Required work:
Look over the lines below. Report each one that includes the string "Guinoux".

Collected data:
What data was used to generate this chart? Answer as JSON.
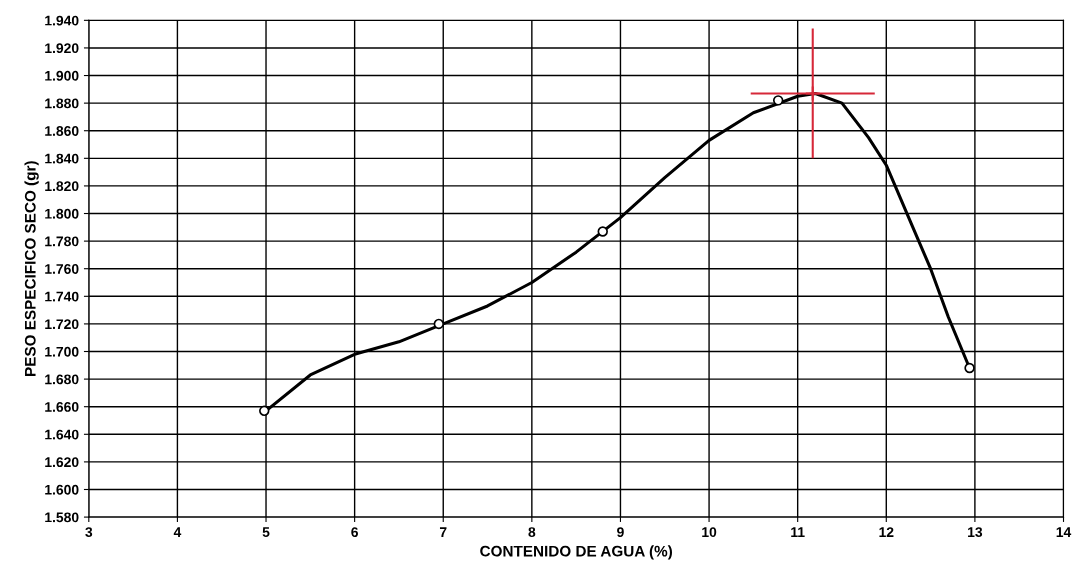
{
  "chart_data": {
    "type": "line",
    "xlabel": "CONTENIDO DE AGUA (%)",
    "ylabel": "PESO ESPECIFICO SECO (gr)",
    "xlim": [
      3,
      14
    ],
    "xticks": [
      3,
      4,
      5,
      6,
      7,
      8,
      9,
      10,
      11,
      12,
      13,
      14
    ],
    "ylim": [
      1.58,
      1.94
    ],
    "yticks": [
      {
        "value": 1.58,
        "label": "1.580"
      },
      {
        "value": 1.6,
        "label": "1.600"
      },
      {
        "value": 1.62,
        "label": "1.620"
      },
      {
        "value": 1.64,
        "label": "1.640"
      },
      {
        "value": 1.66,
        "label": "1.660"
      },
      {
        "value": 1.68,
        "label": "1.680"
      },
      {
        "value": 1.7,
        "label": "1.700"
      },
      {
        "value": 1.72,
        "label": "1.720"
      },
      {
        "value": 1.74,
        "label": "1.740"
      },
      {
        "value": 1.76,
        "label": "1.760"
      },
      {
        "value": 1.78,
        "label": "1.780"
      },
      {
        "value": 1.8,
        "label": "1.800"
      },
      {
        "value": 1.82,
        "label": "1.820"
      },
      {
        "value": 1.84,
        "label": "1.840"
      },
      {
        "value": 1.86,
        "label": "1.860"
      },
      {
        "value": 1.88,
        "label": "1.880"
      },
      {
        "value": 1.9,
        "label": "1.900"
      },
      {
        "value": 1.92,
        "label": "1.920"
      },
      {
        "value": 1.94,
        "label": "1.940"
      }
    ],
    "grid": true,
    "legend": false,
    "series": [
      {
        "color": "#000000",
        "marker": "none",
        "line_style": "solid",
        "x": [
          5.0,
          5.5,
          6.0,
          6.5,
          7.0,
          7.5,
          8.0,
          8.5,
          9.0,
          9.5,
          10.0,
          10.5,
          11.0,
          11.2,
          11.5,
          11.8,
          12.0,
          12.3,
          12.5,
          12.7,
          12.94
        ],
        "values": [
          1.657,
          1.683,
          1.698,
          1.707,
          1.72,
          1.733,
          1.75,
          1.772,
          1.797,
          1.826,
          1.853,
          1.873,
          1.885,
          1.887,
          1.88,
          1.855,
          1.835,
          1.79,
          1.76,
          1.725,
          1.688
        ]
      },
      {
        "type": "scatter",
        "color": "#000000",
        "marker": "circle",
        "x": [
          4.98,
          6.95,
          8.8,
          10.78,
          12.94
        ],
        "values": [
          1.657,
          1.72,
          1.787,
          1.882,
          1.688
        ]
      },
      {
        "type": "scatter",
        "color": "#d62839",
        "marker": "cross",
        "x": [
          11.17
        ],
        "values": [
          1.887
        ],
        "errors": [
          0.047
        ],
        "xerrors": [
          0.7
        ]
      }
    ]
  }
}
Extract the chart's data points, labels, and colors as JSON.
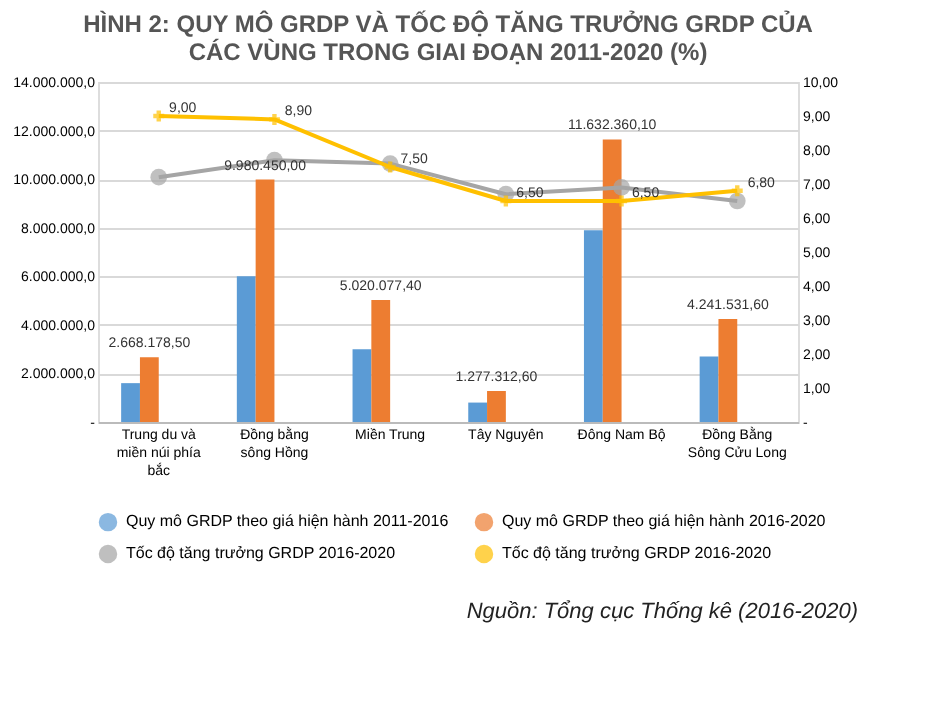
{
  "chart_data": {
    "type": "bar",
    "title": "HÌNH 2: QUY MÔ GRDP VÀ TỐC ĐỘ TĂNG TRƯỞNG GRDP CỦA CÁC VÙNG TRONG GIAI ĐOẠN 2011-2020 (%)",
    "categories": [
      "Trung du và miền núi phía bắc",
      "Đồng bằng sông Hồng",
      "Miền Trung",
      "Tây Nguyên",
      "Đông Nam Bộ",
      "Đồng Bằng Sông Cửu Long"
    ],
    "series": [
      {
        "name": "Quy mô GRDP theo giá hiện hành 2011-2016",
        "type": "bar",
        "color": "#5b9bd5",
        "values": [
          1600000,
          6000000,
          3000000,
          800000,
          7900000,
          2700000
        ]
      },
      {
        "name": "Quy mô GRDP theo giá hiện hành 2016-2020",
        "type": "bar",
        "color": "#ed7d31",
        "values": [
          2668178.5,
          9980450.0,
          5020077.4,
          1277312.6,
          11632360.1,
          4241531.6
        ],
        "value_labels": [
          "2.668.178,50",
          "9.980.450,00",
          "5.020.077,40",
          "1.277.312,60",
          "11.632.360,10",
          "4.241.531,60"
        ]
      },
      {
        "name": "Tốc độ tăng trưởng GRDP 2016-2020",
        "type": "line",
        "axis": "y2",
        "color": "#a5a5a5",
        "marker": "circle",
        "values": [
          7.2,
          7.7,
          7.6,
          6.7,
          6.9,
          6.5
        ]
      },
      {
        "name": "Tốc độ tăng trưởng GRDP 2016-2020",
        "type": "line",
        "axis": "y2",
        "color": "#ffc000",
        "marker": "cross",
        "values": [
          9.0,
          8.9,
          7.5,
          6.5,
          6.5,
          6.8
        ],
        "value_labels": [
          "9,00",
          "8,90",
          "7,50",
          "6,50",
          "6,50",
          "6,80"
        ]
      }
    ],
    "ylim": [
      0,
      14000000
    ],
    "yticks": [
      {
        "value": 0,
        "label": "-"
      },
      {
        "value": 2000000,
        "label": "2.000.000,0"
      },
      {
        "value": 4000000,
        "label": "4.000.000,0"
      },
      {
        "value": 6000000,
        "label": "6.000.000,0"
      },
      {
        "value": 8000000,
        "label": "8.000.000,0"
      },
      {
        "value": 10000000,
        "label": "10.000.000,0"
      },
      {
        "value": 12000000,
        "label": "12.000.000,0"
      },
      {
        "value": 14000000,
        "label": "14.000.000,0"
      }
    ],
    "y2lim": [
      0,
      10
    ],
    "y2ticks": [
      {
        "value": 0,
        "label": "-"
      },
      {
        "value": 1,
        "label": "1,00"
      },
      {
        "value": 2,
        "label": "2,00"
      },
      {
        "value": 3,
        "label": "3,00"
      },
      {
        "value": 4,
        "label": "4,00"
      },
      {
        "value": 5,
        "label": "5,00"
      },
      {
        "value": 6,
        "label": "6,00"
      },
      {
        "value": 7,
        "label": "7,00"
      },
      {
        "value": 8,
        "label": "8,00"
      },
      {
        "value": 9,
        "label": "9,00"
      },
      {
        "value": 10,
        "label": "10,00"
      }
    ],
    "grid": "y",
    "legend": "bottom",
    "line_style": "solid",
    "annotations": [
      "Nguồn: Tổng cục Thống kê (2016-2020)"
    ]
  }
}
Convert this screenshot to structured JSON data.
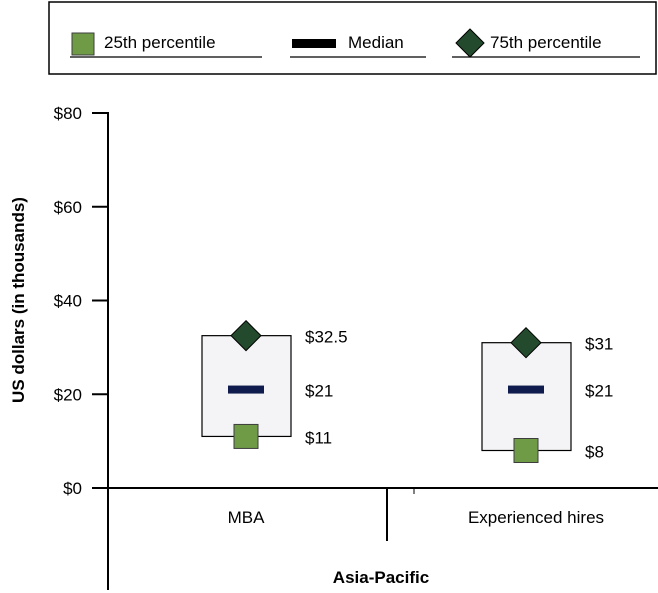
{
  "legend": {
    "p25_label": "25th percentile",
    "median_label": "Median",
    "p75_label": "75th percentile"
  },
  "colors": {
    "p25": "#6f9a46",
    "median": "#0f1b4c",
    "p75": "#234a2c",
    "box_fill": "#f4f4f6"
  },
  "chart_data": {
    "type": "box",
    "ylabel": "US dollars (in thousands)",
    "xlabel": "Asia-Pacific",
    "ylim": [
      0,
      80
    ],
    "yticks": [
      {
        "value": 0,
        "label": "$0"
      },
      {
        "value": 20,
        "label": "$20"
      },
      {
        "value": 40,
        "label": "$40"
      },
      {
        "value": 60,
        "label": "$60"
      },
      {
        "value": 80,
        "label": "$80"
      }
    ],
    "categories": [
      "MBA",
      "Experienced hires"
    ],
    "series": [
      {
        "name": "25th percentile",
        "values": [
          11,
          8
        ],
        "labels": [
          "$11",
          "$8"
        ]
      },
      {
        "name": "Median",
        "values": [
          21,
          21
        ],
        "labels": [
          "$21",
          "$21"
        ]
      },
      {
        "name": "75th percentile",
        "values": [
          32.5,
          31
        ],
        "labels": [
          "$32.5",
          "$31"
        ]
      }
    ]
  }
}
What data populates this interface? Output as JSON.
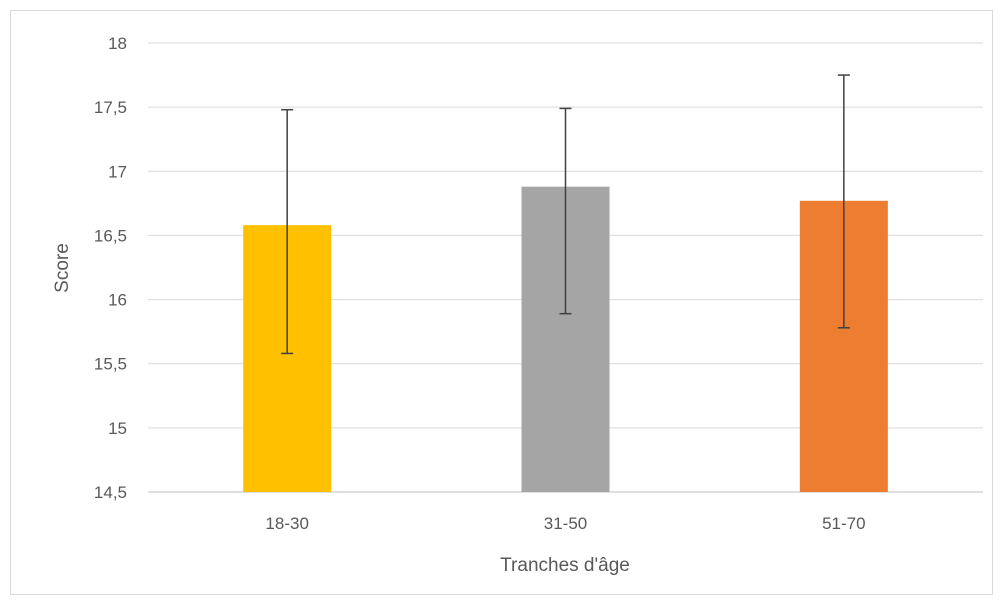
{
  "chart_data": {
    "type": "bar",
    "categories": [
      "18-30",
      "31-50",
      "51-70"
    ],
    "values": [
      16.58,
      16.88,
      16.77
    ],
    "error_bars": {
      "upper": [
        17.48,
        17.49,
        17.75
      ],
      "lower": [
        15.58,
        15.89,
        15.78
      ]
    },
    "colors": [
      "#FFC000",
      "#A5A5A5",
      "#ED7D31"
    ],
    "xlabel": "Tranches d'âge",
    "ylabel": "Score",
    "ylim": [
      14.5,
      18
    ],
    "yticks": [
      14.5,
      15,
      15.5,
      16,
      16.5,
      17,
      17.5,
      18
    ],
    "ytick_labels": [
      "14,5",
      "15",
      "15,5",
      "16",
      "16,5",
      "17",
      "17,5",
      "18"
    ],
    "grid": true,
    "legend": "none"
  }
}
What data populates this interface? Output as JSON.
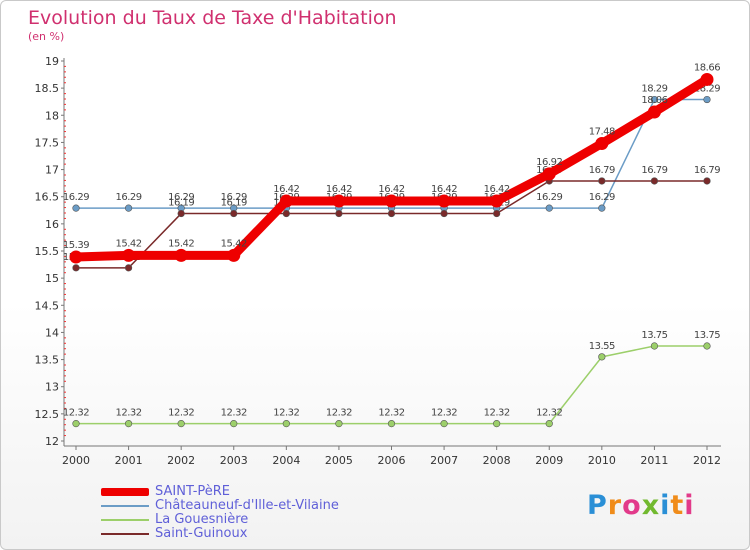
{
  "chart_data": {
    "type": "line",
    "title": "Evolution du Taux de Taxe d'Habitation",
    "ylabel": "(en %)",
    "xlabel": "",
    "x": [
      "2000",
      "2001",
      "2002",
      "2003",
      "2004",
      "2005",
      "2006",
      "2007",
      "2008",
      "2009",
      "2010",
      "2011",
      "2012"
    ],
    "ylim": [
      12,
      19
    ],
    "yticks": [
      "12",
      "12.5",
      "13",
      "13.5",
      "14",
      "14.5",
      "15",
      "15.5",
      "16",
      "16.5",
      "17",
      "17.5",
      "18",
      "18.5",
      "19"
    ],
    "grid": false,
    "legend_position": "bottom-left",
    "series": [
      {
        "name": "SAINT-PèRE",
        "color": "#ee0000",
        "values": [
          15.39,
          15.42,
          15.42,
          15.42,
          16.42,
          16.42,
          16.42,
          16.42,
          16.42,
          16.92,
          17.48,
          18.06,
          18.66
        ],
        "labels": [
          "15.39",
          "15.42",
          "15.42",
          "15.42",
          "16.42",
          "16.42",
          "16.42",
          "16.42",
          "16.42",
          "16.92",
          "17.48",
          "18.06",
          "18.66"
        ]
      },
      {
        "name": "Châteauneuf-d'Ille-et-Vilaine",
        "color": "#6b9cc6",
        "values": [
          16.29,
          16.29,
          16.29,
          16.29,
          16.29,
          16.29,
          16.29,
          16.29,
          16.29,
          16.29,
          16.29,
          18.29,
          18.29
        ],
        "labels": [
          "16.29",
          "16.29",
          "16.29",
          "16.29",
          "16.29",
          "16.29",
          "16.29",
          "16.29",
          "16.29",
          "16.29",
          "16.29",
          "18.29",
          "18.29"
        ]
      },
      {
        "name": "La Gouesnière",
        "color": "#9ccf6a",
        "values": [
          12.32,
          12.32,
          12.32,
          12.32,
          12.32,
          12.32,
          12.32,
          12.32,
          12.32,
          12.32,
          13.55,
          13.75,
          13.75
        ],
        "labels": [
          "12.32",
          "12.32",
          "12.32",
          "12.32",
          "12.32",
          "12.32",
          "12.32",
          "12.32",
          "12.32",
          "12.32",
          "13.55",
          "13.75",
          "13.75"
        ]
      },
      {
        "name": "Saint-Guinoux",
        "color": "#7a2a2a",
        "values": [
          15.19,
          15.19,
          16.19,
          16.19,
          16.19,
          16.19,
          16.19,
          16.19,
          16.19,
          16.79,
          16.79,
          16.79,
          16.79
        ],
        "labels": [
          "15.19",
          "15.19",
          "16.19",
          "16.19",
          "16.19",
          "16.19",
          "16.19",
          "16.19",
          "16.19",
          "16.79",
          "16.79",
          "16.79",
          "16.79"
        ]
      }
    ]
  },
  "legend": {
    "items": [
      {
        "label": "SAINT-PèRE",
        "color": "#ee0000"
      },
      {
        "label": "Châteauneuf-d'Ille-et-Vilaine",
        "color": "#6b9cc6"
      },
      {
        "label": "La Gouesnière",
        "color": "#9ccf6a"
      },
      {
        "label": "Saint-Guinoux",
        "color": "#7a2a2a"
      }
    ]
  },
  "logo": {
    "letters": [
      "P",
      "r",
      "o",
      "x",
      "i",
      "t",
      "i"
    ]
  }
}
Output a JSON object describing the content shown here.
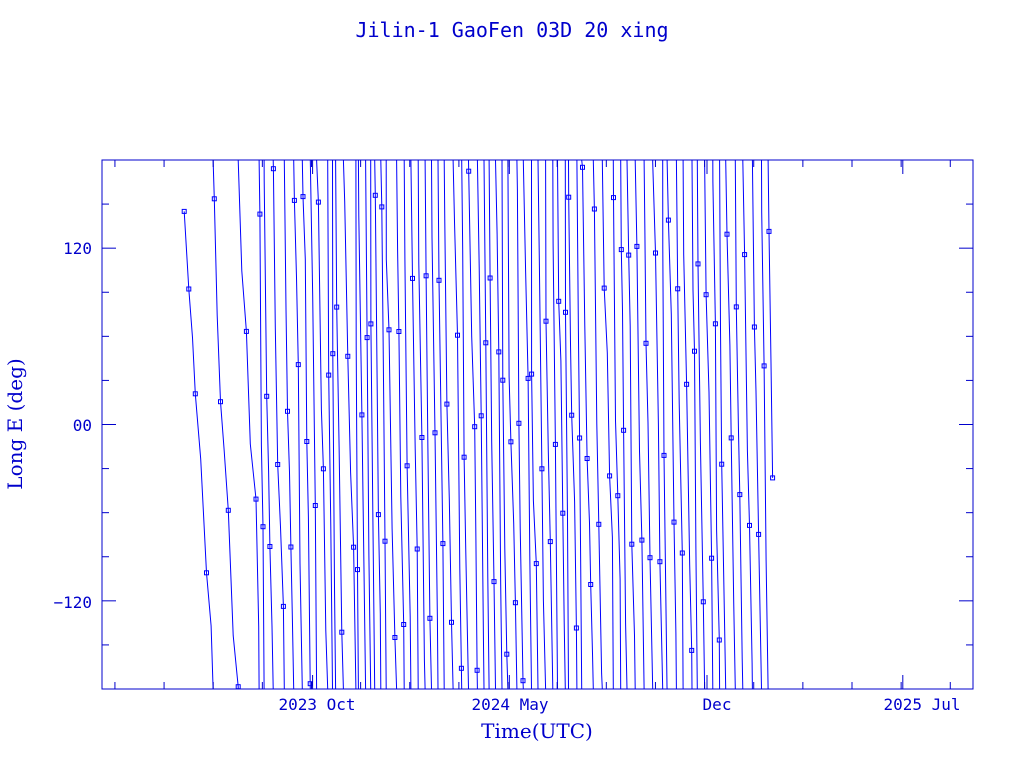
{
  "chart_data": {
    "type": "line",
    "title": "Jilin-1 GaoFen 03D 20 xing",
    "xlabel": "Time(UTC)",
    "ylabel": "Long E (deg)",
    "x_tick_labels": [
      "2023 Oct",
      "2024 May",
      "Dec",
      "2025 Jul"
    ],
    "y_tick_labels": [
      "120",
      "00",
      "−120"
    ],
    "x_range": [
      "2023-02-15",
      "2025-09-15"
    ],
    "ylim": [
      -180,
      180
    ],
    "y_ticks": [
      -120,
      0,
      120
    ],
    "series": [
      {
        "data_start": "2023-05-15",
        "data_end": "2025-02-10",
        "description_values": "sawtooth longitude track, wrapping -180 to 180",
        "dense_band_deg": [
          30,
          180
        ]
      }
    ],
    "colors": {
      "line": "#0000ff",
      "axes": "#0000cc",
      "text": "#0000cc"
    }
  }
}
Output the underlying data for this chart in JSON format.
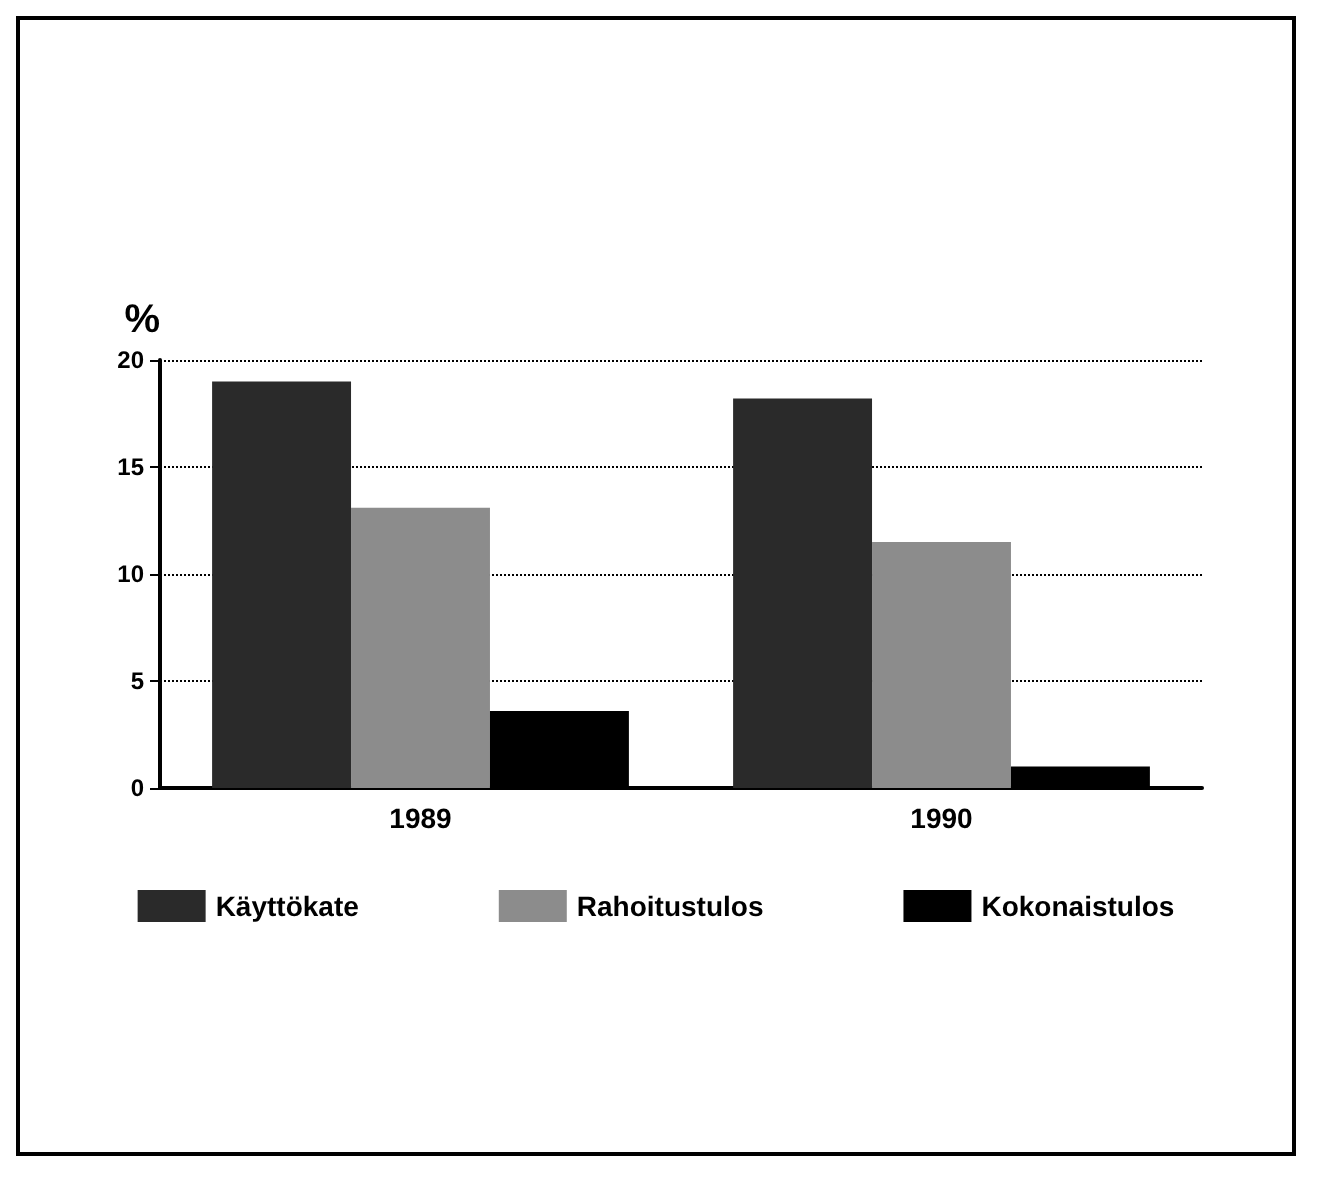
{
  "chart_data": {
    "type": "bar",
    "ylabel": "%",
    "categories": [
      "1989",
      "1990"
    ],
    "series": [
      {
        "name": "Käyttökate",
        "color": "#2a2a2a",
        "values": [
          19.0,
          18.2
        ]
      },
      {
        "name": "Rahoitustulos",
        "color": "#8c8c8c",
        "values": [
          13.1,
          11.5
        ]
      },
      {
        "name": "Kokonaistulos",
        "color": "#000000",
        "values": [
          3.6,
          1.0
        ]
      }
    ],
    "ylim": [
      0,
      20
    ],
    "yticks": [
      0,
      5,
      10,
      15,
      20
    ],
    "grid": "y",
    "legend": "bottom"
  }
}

The result:
        "name": "Saint-Guinoux",
        "label": "Saint-Guinoux",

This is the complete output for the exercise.